**STORED RECORDS**.
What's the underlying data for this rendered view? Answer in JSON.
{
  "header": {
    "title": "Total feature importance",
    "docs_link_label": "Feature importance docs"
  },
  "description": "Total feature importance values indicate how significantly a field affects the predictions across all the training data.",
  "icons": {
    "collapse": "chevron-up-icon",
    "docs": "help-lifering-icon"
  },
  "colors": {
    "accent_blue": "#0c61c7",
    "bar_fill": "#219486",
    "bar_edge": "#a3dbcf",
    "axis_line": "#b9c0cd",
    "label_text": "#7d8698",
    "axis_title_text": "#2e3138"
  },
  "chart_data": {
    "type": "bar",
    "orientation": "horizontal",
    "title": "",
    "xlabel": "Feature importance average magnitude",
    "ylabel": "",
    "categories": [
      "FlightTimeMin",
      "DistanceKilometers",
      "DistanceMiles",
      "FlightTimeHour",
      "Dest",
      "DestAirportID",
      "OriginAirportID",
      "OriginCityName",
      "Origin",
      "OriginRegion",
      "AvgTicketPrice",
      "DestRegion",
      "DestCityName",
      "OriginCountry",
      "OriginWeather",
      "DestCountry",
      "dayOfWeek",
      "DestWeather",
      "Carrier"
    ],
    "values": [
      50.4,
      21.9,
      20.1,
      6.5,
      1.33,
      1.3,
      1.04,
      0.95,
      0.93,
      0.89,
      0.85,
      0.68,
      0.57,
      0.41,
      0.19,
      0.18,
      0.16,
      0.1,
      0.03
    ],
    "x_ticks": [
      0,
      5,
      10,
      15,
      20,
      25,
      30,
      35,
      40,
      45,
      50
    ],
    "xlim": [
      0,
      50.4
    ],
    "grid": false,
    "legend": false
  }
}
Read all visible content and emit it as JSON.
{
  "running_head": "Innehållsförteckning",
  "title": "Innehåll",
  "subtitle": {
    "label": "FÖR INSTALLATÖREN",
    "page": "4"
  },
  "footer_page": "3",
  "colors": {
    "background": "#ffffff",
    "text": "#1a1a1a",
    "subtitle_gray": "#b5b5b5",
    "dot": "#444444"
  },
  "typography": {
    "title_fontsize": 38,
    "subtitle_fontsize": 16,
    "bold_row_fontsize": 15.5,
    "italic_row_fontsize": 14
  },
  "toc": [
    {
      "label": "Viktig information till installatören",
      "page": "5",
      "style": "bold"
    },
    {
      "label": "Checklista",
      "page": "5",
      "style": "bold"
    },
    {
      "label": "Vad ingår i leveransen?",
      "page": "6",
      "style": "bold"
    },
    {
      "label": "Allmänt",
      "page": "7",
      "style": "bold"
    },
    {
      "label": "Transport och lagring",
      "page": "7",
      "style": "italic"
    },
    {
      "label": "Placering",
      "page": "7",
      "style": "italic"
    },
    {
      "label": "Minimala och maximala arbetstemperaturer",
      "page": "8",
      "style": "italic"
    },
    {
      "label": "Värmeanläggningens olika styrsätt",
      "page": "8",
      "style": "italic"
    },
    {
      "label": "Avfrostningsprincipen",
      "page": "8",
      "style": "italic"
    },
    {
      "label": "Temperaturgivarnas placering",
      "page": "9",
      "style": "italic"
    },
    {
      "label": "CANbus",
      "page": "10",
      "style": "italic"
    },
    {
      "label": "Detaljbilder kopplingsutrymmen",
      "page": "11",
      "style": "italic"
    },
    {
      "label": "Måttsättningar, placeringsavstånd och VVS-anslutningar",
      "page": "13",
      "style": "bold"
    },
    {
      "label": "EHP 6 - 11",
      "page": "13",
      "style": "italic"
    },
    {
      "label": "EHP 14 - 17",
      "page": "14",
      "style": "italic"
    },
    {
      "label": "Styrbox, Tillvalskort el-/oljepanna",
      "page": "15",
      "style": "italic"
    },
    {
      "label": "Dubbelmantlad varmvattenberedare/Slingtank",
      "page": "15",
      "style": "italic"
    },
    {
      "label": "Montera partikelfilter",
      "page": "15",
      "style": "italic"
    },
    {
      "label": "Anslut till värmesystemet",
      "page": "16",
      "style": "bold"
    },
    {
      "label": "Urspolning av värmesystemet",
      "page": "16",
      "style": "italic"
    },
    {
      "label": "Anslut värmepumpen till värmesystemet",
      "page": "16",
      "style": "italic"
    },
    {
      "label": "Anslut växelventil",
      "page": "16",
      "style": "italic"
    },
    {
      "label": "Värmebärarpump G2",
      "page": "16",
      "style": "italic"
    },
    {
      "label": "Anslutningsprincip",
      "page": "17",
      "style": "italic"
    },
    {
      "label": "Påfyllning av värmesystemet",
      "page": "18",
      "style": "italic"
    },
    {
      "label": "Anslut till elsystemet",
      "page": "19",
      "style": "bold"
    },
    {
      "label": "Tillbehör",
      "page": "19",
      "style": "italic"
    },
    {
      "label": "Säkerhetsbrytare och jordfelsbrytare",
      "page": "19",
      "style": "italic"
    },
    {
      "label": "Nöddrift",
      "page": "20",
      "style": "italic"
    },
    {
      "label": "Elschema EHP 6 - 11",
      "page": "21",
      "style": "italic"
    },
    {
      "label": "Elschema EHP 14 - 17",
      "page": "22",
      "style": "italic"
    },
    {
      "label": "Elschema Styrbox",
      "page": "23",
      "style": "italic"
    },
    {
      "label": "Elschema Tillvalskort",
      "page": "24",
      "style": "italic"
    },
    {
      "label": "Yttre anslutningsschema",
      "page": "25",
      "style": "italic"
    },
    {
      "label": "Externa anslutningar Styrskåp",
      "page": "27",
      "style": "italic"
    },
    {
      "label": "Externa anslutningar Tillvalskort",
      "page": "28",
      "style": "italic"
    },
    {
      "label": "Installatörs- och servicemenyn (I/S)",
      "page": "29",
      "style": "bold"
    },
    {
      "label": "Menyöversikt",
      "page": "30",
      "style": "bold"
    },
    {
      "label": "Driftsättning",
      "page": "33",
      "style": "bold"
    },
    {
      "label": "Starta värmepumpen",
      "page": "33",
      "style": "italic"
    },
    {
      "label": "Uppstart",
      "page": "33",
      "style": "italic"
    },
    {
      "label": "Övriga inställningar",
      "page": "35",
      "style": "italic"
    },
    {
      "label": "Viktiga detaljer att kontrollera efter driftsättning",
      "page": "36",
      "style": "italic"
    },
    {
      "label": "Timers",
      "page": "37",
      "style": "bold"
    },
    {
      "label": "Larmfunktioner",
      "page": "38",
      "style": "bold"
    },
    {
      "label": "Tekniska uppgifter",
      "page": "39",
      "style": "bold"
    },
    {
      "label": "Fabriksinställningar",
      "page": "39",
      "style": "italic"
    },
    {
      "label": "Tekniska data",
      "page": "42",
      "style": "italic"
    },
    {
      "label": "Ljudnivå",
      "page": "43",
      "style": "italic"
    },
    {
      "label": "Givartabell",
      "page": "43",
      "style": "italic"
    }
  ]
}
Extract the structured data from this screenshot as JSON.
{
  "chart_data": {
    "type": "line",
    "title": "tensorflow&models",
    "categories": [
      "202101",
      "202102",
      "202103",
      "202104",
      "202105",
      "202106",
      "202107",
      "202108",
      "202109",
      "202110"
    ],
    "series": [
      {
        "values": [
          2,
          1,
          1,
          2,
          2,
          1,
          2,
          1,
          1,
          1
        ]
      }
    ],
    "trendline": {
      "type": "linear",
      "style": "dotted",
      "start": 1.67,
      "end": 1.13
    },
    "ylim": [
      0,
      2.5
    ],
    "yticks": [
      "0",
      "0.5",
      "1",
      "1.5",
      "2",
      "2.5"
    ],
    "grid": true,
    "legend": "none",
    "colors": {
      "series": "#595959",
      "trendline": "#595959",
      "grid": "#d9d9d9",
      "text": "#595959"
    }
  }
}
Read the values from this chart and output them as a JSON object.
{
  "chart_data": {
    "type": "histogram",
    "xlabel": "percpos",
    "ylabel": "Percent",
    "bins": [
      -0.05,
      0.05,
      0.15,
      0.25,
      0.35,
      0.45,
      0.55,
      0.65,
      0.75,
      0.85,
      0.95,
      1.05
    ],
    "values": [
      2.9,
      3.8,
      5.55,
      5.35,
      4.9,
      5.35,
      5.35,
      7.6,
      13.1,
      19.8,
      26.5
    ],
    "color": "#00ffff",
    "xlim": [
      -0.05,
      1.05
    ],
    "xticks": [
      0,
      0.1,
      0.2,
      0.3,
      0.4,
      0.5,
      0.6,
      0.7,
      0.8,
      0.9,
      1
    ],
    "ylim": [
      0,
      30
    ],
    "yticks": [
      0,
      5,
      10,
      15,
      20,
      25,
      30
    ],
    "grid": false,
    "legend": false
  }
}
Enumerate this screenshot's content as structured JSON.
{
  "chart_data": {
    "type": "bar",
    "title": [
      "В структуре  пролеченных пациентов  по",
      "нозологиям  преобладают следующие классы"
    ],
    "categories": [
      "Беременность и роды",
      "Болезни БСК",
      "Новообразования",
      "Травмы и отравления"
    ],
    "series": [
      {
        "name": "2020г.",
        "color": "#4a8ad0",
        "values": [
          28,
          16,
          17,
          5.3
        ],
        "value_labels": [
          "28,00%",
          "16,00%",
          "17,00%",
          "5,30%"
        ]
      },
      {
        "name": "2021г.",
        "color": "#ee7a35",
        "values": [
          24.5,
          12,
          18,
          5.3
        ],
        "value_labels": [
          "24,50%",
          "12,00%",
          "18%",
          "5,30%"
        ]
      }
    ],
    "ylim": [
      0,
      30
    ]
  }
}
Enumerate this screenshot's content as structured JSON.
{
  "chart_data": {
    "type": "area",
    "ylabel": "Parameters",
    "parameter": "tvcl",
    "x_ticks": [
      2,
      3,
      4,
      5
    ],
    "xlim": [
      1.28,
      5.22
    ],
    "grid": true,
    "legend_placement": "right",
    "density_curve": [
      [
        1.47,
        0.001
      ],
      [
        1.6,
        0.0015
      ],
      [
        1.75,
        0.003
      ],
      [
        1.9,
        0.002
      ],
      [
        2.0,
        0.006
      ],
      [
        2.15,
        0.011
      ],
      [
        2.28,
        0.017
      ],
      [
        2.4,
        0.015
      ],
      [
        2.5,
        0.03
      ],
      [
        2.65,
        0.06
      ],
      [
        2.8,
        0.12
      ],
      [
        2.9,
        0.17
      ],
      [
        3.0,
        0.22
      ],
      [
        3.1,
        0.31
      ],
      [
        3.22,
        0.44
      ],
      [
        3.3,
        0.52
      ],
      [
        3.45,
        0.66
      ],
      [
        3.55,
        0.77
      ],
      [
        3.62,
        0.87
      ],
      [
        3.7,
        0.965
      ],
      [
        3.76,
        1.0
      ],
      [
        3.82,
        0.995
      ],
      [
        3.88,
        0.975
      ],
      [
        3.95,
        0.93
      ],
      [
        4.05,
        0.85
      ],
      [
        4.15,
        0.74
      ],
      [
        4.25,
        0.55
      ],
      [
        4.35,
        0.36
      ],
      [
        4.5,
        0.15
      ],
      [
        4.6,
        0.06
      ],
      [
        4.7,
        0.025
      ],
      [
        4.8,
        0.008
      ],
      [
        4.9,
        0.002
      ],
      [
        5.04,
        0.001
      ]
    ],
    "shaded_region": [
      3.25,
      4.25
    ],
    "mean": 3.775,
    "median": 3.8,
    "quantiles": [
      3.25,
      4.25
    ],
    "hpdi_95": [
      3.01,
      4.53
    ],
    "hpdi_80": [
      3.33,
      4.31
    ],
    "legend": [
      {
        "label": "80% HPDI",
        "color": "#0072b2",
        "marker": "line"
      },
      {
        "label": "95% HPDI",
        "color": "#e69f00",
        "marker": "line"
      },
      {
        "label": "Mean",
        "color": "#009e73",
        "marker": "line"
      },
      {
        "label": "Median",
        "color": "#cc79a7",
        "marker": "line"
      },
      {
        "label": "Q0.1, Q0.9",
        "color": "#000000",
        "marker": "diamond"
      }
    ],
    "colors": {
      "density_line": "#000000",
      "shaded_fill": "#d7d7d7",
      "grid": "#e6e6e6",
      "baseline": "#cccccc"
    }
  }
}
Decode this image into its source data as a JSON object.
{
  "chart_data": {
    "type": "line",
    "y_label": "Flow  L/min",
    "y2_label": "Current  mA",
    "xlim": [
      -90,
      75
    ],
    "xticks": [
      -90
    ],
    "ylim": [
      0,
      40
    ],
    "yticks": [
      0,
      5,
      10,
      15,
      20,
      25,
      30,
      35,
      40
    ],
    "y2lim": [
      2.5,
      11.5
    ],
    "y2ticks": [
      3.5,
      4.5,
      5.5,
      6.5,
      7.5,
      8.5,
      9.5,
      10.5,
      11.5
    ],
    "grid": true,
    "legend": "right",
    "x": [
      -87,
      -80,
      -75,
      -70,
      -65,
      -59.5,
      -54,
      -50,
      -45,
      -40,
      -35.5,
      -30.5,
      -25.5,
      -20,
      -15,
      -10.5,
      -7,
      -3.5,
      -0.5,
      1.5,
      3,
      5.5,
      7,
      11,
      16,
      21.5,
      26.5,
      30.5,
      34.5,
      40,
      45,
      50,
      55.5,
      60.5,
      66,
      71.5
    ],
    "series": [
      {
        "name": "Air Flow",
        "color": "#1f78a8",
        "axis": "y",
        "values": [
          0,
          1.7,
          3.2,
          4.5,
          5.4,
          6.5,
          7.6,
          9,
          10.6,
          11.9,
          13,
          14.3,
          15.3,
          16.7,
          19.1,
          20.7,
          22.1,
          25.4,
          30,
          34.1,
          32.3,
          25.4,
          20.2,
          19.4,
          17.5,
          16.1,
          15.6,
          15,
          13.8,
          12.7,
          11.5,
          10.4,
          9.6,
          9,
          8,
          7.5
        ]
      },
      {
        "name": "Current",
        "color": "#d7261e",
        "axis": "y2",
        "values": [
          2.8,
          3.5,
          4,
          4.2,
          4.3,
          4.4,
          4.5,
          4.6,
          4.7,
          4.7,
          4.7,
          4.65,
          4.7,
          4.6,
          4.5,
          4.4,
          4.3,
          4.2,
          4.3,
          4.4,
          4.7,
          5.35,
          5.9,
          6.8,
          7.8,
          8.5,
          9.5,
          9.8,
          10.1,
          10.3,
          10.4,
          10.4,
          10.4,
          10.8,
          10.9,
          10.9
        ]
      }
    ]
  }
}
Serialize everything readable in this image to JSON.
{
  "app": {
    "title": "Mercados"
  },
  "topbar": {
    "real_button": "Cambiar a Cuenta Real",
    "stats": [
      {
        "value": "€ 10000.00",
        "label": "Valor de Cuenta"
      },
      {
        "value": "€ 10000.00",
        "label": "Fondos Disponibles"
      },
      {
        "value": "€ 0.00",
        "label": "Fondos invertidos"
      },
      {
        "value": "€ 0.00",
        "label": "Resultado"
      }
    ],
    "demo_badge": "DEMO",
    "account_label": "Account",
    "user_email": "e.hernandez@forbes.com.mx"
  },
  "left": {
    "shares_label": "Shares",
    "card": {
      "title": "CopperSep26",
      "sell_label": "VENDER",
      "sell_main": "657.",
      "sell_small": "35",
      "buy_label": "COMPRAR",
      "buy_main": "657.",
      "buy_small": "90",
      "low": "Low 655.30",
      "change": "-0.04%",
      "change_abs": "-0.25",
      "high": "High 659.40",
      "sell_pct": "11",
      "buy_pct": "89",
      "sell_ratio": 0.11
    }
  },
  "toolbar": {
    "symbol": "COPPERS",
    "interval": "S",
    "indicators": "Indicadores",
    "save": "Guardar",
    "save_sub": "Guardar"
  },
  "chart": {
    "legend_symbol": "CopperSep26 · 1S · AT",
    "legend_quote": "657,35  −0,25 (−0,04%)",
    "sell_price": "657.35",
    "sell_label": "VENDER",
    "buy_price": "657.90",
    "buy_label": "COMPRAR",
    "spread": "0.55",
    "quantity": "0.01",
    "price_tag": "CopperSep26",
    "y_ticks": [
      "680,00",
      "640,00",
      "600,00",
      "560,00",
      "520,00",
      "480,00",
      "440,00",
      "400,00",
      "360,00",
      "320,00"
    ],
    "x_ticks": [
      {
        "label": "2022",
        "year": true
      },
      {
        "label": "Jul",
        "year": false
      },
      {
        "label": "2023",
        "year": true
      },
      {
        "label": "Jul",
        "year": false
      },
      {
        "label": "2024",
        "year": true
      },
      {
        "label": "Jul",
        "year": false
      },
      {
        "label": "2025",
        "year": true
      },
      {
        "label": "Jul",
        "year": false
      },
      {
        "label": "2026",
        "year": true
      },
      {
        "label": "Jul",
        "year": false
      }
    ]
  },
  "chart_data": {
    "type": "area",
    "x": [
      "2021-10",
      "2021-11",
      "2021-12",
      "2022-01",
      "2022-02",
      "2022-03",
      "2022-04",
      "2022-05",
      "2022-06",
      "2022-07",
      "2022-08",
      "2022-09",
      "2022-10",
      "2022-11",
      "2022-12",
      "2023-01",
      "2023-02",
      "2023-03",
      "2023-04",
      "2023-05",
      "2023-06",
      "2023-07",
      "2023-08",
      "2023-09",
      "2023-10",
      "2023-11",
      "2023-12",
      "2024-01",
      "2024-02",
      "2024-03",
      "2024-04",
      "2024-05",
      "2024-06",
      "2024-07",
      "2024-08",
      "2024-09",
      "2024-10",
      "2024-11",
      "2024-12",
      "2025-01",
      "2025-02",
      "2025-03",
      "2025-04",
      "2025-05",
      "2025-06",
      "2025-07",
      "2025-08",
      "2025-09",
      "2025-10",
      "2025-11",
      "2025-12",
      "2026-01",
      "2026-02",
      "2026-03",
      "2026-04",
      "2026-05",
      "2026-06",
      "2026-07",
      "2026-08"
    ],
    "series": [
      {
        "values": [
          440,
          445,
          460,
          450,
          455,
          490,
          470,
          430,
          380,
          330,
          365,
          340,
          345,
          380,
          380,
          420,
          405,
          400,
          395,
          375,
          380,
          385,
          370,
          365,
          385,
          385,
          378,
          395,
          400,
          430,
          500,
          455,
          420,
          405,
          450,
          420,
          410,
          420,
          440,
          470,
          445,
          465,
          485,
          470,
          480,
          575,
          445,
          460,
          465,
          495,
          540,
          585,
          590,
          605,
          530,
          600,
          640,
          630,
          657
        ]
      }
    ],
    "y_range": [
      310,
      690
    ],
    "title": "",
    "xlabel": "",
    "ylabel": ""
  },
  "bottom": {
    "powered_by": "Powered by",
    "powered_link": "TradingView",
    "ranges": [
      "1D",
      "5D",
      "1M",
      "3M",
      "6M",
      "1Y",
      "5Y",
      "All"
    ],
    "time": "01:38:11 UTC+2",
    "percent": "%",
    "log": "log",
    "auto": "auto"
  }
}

**GOAL OF THE EXERCISE**. Gather all lines of the records that include the word "from".

**SOLUTION**.
Extract the structured data from this screenshot as JSON.
Read the values from this chart and output them as a JSON object.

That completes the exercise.